• PROMPT
Report how many lines contain the word "如图所示", with no other text.
··· MATERIAL SHOWN
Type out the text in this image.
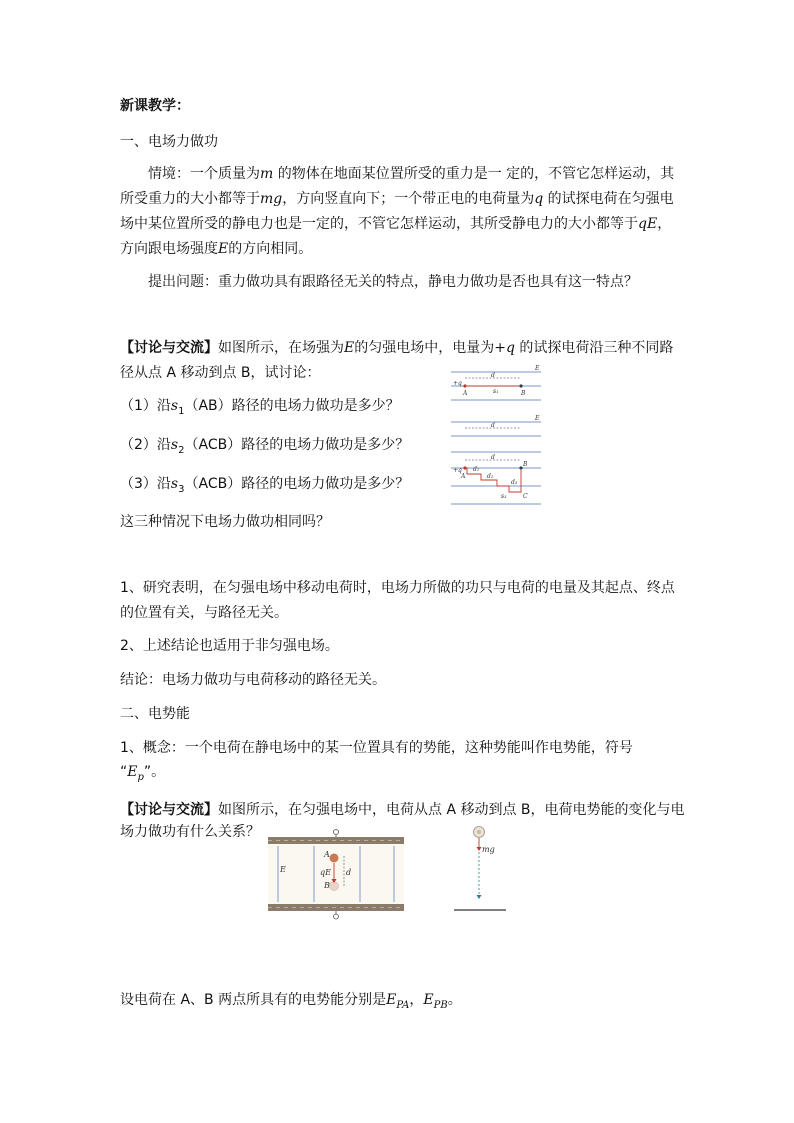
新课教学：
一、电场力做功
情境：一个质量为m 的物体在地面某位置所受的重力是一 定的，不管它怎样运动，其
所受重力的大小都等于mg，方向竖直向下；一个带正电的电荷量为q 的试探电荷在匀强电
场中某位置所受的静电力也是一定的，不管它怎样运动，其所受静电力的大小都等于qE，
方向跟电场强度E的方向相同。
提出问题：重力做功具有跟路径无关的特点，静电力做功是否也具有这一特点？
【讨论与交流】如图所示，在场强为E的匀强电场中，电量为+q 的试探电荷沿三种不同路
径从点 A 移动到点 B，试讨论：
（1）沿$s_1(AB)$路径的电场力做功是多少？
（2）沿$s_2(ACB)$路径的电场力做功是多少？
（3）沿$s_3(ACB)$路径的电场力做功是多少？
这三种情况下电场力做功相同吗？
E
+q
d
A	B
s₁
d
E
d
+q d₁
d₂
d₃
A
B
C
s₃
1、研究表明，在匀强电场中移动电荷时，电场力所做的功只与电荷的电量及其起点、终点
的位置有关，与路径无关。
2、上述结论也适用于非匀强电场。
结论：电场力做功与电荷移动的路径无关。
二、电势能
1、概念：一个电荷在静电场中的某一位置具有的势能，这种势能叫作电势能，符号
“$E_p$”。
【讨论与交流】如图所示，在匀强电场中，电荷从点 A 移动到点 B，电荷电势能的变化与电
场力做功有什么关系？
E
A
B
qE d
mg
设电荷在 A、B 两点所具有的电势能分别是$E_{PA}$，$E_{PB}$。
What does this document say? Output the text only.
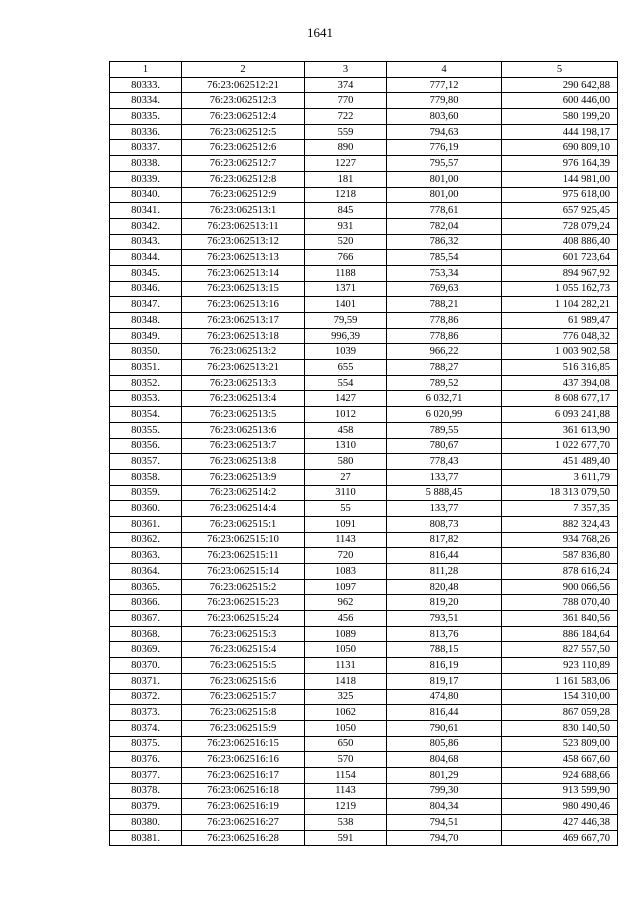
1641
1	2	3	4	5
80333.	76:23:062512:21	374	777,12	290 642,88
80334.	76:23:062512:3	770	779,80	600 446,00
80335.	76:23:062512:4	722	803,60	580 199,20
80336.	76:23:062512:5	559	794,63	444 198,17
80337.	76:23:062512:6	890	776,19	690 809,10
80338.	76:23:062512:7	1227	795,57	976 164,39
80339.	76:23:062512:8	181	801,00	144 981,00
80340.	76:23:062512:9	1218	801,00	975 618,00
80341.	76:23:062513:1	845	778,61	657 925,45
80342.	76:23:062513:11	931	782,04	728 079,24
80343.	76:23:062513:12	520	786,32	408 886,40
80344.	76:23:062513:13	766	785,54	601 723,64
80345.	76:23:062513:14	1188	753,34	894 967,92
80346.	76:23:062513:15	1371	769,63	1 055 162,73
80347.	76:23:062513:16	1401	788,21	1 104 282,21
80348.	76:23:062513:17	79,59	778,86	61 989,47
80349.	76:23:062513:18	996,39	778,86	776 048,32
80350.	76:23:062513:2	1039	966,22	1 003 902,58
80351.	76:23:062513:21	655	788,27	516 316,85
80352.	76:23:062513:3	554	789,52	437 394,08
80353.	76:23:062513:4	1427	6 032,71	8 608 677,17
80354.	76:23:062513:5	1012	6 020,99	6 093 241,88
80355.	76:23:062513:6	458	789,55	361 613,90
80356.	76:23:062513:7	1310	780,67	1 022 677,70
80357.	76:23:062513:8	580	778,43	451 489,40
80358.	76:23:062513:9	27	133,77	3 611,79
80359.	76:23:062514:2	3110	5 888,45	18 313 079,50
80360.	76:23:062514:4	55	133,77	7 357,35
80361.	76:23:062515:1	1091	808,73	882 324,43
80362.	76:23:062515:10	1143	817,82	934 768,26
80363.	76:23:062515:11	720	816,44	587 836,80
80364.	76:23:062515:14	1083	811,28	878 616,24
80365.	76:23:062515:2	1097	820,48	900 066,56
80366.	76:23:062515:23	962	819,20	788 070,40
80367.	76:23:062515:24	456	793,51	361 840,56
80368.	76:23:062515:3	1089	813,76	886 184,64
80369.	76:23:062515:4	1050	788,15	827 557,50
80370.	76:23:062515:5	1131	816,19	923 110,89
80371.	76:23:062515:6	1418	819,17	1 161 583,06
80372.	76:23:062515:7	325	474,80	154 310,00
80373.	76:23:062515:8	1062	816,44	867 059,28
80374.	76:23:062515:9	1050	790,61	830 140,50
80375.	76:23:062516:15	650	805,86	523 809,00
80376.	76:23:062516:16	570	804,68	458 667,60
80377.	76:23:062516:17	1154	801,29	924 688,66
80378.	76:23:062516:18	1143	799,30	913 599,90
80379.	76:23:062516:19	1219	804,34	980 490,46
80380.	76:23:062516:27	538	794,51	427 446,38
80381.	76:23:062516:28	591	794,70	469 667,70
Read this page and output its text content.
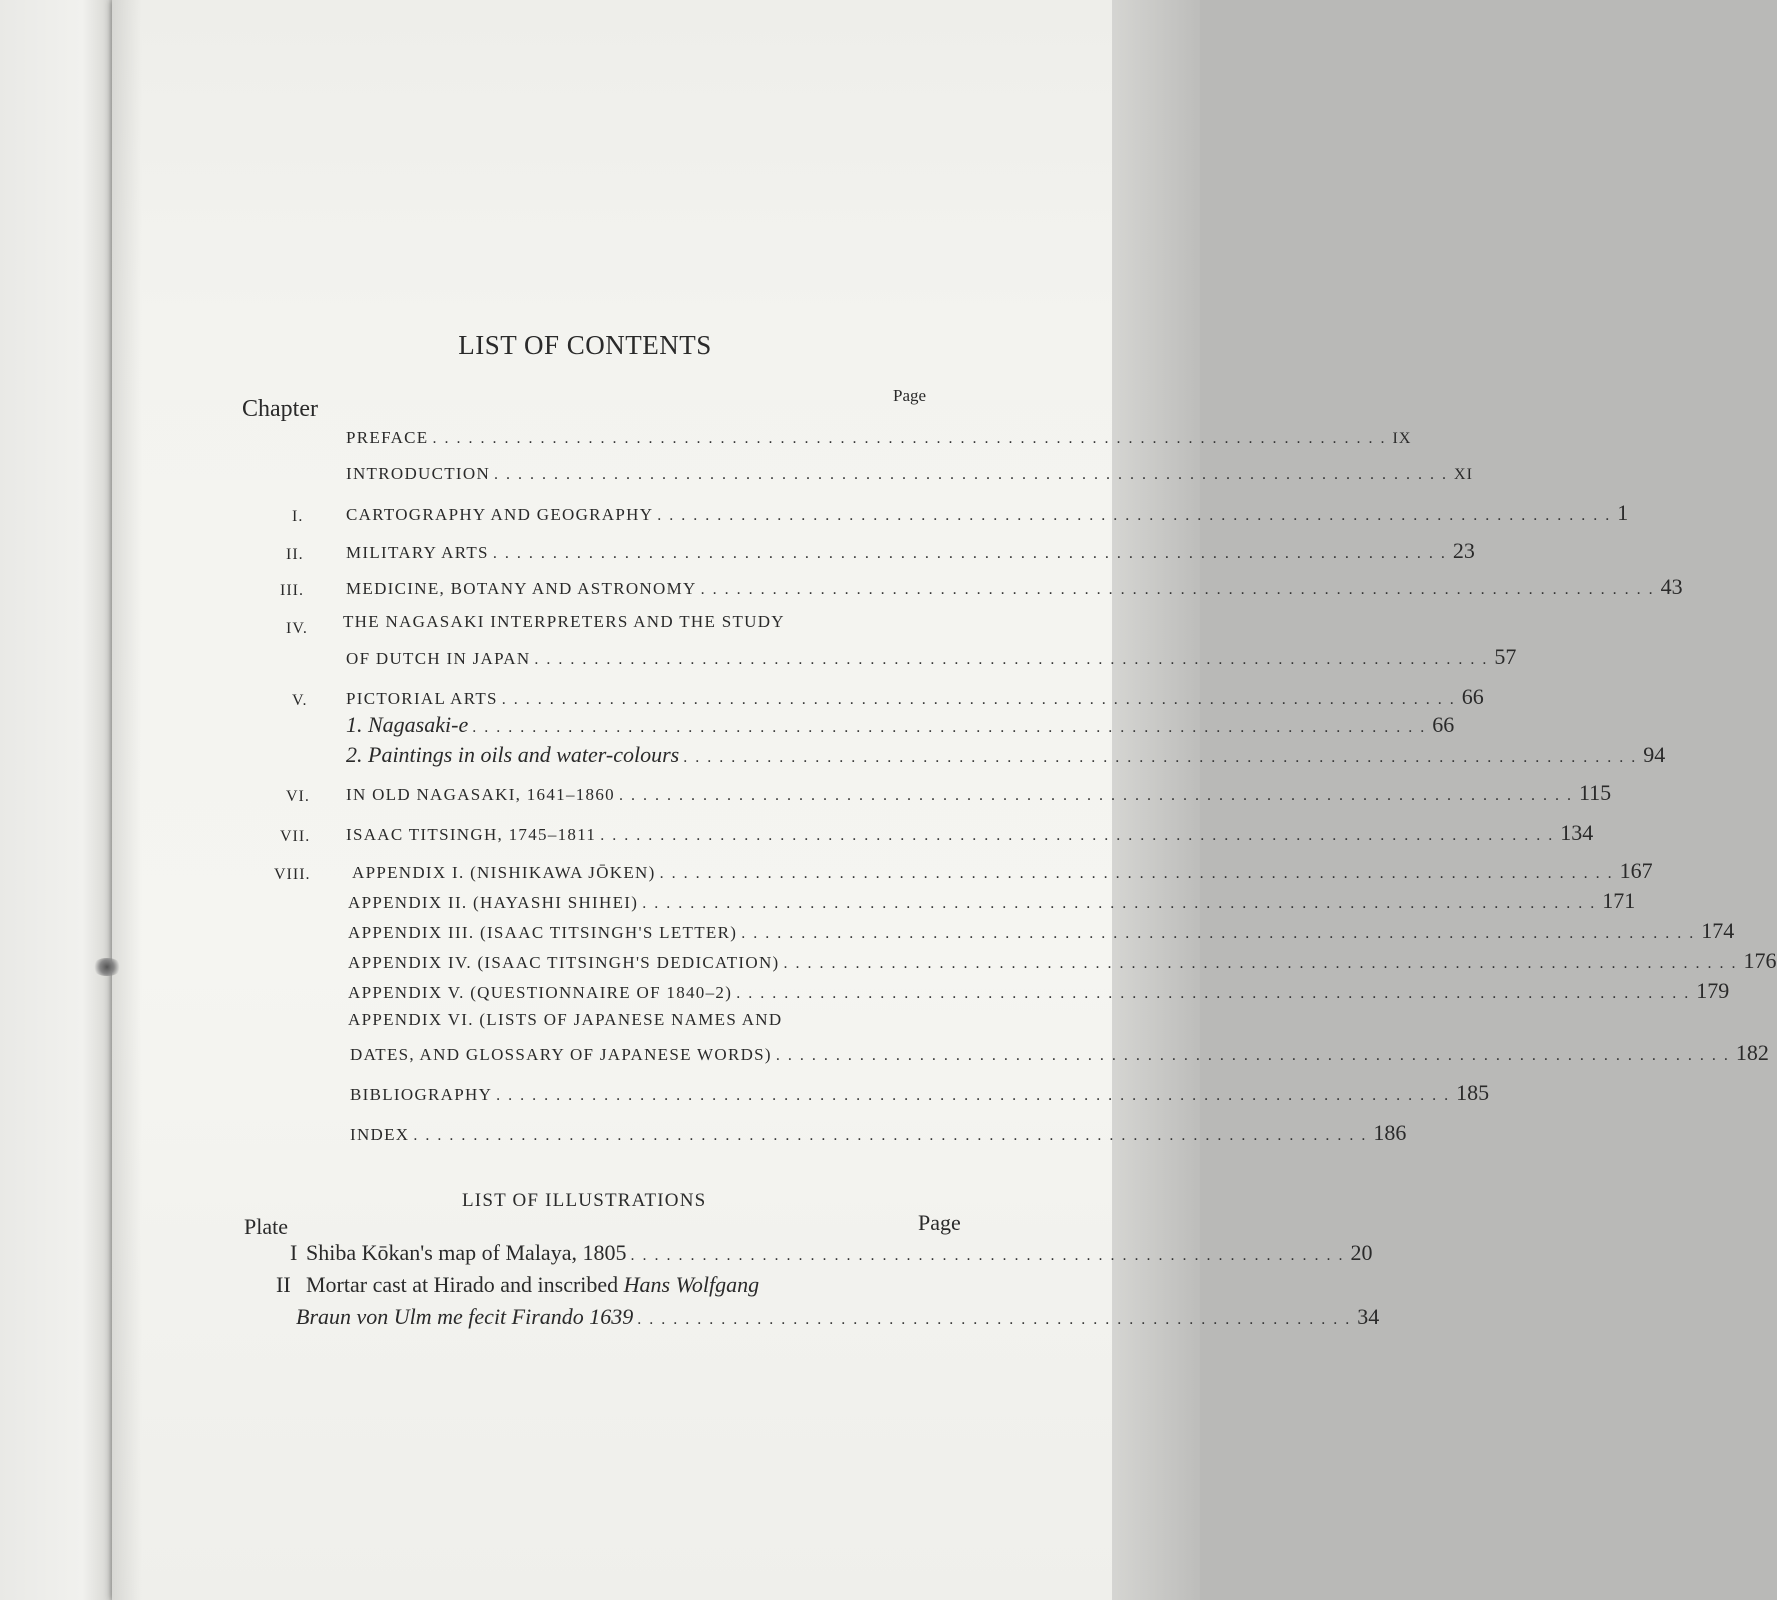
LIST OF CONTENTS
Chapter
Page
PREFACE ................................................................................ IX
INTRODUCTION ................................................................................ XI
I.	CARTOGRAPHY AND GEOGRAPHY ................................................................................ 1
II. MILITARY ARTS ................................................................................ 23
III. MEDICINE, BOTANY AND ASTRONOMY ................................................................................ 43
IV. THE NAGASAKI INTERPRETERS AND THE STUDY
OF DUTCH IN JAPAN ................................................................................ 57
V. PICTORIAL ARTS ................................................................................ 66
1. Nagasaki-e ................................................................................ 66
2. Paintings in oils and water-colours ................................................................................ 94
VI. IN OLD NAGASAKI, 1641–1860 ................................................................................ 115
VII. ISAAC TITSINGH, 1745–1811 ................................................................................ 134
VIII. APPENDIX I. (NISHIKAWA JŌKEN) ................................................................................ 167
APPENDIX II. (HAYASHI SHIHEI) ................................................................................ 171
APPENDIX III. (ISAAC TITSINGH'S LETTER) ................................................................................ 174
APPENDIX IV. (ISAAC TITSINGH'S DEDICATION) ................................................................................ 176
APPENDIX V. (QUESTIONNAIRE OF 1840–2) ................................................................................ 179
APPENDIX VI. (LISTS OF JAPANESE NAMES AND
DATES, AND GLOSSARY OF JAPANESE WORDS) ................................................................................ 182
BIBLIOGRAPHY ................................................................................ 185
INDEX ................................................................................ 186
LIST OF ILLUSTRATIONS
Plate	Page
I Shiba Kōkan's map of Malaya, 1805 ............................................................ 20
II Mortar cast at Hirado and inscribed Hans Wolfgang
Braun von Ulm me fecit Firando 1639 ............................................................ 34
······
• ANSWER TO THE EXERCISE
2